* DATA EXTRACT *
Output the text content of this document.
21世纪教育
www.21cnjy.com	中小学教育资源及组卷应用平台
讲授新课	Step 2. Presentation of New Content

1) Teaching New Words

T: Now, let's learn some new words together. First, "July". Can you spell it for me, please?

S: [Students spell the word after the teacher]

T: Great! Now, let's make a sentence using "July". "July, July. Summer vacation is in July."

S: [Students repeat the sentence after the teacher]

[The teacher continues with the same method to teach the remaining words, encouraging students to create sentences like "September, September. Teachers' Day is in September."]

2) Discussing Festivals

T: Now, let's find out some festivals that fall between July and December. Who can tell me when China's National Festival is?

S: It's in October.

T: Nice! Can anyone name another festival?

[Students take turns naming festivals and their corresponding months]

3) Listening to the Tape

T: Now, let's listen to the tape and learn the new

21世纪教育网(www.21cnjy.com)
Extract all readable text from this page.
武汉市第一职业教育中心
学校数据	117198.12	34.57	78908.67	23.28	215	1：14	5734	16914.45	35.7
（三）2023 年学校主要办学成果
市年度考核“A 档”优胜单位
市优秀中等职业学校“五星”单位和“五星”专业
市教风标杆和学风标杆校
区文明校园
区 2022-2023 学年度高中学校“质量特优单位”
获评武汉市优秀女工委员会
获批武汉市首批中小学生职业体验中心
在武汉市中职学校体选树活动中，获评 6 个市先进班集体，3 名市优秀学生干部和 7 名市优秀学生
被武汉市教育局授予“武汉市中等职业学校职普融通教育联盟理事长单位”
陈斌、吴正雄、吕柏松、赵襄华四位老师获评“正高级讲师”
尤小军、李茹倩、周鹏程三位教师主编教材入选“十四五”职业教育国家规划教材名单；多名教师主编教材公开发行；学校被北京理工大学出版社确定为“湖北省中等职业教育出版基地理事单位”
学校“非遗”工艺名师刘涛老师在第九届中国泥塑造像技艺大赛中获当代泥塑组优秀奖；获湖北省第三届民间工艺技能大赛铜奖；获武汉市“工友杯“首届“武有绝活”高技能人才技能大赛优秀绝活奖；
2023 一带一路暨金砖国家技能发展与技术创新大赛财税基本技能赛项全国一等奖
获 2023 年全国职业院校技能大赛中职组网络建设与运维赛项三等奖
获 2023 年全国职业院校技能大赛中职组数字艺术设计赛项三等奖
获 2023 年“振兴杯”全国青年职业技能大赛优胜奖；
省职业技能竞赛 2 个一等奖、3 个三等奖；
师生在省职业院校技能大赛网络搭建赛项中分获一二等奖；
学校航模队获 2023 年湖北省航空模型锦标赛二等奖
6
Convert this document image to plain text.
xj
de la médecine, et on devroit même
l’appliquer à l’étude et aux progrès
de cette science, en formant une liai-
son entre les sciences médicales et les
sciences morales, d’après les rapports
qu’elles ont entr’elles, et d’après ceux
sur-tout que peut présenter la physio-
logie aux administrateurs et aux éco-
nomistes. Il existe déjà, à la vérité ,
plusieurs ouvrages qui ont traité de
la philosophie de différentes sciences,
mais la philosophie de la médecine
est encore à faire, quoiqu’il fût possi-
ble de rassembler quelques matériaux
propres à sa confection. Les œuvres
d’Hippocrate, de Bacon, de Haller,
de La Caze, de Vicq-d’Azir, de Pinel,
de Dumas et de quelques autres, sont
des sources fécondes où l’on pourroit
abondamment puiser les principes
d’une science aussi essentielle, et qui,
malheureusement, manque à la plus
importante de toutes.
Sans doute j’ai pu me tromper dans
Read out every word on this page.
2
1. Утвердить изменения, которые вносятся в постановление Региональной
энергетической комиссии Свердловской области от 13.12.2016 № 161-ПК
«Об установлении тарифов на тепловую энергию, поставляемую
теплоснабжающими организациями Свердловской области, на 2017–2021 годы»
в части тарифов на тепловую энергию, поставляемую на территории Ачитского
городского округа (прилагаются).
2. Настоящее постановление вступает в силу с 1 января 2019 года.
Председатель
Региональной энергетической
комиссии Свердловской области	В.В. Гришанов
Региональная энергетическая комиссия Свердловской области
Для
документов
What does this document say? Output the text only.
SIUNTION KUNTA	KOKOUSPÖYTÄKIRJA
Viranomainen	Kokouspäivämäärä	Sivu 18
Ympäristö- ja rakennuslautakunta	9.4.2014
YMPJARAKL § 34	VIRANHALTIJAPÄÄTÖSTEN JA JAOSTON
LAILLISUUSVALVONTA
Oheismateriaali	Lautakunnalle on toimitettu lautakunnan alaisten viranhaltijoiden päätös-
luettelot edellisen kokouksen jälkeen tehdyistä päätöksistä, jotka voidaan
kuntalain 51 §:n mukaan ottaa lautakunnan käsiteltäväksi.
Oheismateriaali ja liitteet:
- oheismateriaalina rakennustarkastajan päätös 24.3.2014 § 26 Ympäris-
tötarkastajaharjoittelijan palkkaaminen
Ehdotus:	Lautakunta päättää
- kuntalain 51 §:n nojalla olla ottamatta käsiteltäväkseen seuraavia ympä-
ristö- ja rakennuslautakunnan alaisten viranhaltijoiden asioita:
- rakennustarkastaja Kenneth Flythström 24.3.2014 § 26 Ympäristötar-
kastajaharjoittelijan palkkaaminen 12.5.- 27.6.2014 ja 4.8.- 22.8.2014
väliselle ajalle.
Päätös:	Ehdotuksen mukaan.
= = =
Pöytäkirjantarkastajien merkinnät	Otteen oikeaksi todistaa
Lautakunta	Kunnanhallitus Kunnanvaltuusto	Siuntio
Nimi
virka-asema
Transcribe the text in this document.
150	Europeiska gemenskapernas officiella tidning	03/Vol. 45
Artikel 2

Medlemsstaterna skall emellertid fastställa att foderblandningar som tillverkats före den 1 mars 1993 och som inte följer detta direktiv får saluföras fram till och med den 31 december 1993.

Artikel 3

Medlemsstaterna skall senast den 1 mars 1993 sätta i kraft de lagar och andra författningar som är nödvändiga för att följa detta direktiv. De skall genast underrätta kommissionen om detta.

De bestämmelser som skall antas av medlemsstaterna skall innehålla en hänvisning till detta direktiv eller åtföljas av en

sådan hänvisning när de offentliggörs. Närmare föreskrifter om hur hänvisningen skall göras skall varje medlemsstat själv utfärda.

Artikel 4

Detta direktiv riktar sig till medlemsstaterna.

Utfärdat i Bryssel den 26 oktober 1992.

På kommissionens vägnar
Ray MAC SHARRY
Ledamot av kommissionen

* TASK DESCRIPTION *
All entries must be repeated verbatim.

* ANSWER TO THIS PROBLEM *
Output the text content of this document.
21世纪教育
www.21cnjy.com	中小学教育资源及组卷应用平台
讲授新课	Step 2. Presentation of New Content

1) Teaching New Words

T: Now, let's learn some new words together. First, "July". Can you spell it for me, please?

S: [Students spell the word after the teacher]

T: Great! Now, let's make a sentence using "July". "July, July. Summer vacation is in July."

S: [Students repeat the sentence after the teacher]

[The teacher continues with the same method to teach the remaining words, encouraging students to create sentences like "September, September. Teachers' Day is in September."]

2) Discussing Festivals

T: Now, let's find out some festivals that fall between July and December. Who can tell me when China's National Festival is?

S: It's in October.

T: Nice! Can anyone name another festival?

[Students take turns naming festivals and their corresponding months]

3) Listening to the Tape

T: Now, let's listen to the tape and learn the new

21世纪教育网(www.21cnjy.com)
Extract all readable text from this page.
武汉市第一职业教育中心
学校数据	117198.12	34.57	78908.67	23.28	215	1：14	5734	16914.45	35.7
（三）2023 年学校主要办学成果
市年度考核“A 档”优胜单位
市优秀中等职业学校“五星”单位和“五星”专业
市教风标杆和学风标杆校
区文明校园
区 2022-2023 学年度高中学校“质量特优单位”
获评武汉市优秀女工委员会
获批武汉市首批中小学生职业体验中心
在武汉市中职学校体选树活动中，获评 6 个市先进班集体，3 名市优秀学生干部和 7 名市优秀学生
被武汉市教育局授予“武汉市中等职业学校职普融通教育联盟理事长单位”
陈斌、吴正雄、吕柏松、赵襄华四位老师获评“正高级讲师”
尤小军、李茹倩、周鹏程三位教师主编教材入选“十四五”职业教育国家规划教材名单；多名教师主编教材公开发行；学校被北京理工大学出版社确定为“湖北省中等职业教育出版基地理事单位”
学校“非遗”工艺名师刘涛老师在第九届中国泥塑造像技艺大赛中获当代泥塑组优秀奖；获湖北省第三届民间工艺技能大赛铜奖；获武汉市“工友杯“首届“武有绝活”高技能人才技能大赛优秀绝活奖；
2023 一带一路暨金砖国家技能发展与技术创新大赛财税基本技能赛项全国一等奖
获 2023 年全国职业院校技能大赛中职组网络建设与运维赛项三等奖
获 2023 年全国职业院校技能大赛中职组数字艺术设计赛项三等奖
获 2023 年“振兴杯”全国青年职业技能大赛优胜奖；
省职业技能竞赛 2 个一等奖、3 个三等奖；
师生在省职业院校技能大赛网络搭建赛项中分获一二等奖；
学校航模队获 2023 年湖北省航空模型锦标赛二等奖
6
Convert this document image to plain text.
xj
de la médecine, et on devroit même
l’appliquer à l’étude et aux progrès
de cette science, en formant une liai-
son entre les sciences médicales et les
sciences morales, d’après les rapports
qu’elles ont entr’elles, et d’après ceux
sur-tout que peut présenter la physio-
logie aux administrateurs et aux éco-
nomistes. Il existe déjà, à la vérité ,
plusieurs ouvrages qui ont traité de
la philosophie de différentes sciences,
mais la philosophie de la médecine
est encore à faire, quoiqu’il fût possi-
ble de rassembler quelques matériaux
propres à sa confection. Les œuvres
d’Hippocrate, de Bacon, de Haller,
de La Caze, de Vicq-d’Azir, de Pinel,
de Dumas et de quelques autres, sont
des sources fécondes où l’on pourroit
abondamment puiser les principes
d’une science aussi essentielle, et qui,
malheureusement, manque à la plus
importante de toutes.
Sans doute j’ai pu me tromper dans
Read out every word on this page.
2
1. Утвердить изменения, которые вносятся в постановление Региональной
энергетической комиссии Свердловской области от 13.12.2016 № 161-ПК
«Об установлении тарифов на тепловую энергию, поставляемую
теплоснабжающими организациями Свердловской области, на 2017–2021 годы»
в части тарифов на тепловую энергию, поставляемую на территории Ачитского
городского округа (прилагаются).
2. Настоящее постановление вступает в силу с 1 января 2019 года.
Председатель
Региональной энергетической
комиссии Свердловской области	В.В. Гришанов
Региональная энергетическая комиссия Свердловской области
Для
документов
What does this document say? Output the text only.
SIUNTION KUNTA	KOKOUSPÖYTÄKIRJA
Viranomainen	Kokouspäivämäärä	Sivu 18
Ympäristö- ja rakennuslautakunta	9.4.2014
YMPJARAKL § 34	VIRANHALTIJAPÄÄTÖSTEN JA JAOSTON
LAILLISUUSVALVONTA
Oheismateriaali	Lautakunnalle on toimitettu lautakunnan alaisten viranhaltijoiden päätös-
luettelot edellisen kokouksen jälkeen tehdyistä päätöksistä, jotka voidaan
kuntalain 51 §:n mukaan ottaa lautakunnan käsiteltäväksi.
Oheismateriaali ja liitteet:
- oheismateriaalina rakennustarkastajan päätös 24.3.2014 § 26 Ympäris-
tötarkastajaharjoittelijan palkkaaminen
Ehdotus:	Lautakunta päättää
- kuntalain 51 §:n nojalla olla ottamatta käsiteltäväkseen seuraavia ympä-
ristö- ja rakennuslautakunnan alaisten viranhaltijoiden asioita:
- rakennustarkastaja Kenneth Flythström 24.3.2014 § 26 Ympäristötar-
kastajaharjoittelijan palkkaaminen 12.5.- 27.6.2014 ja 4.8.- 22.8.2014
väliselle ajalle.
Päätös:	Ehdotuksen mukaan.
= = =
Pöytäkirjantarkastajien merkinnät	Otteen oikeaksi todistaa
Lautakunta	Kunnanhallitus Kunnanvaltuusto	Siuntio
Nimi
virka-asema
Transcribe the text in this document.
150	Europeiska gemenskapernas officiella tidning	03/Vol. 45
Artikel 2

Medlemsstaterna skall emellertid fastställa att foderblandningar som tillverkats före den 1 mars 1993 och som inte följer detta direktiv får saluföras fram till och med den 31 december 1993.

Artikel 3

Medlemsstaterna skall senast den 1 mars 1993 sätta i kraft de lagar och andra författningar som är nödvändiga för att följa detta direktiv. De skall genast underrätta kommissionen om detta.

De bestämmelser som skall antas av medlemsstaterna skall innehålla en hänvisning till detta direktiv eller åtföljas av en

sådan hänvisning när de offentliggörs. Närmare föreskrifter om hur hänvisningen skall göras skall varje medlemsstat själv utfärda.

Artikel 4

Detta direktiv riktar sig till medlemsstaterna.

Utfärdat i Bryssel den 26 oktober 1992.

På kommissionens vägnar
Ray MAC SHARRY
Ledamot av kommissionen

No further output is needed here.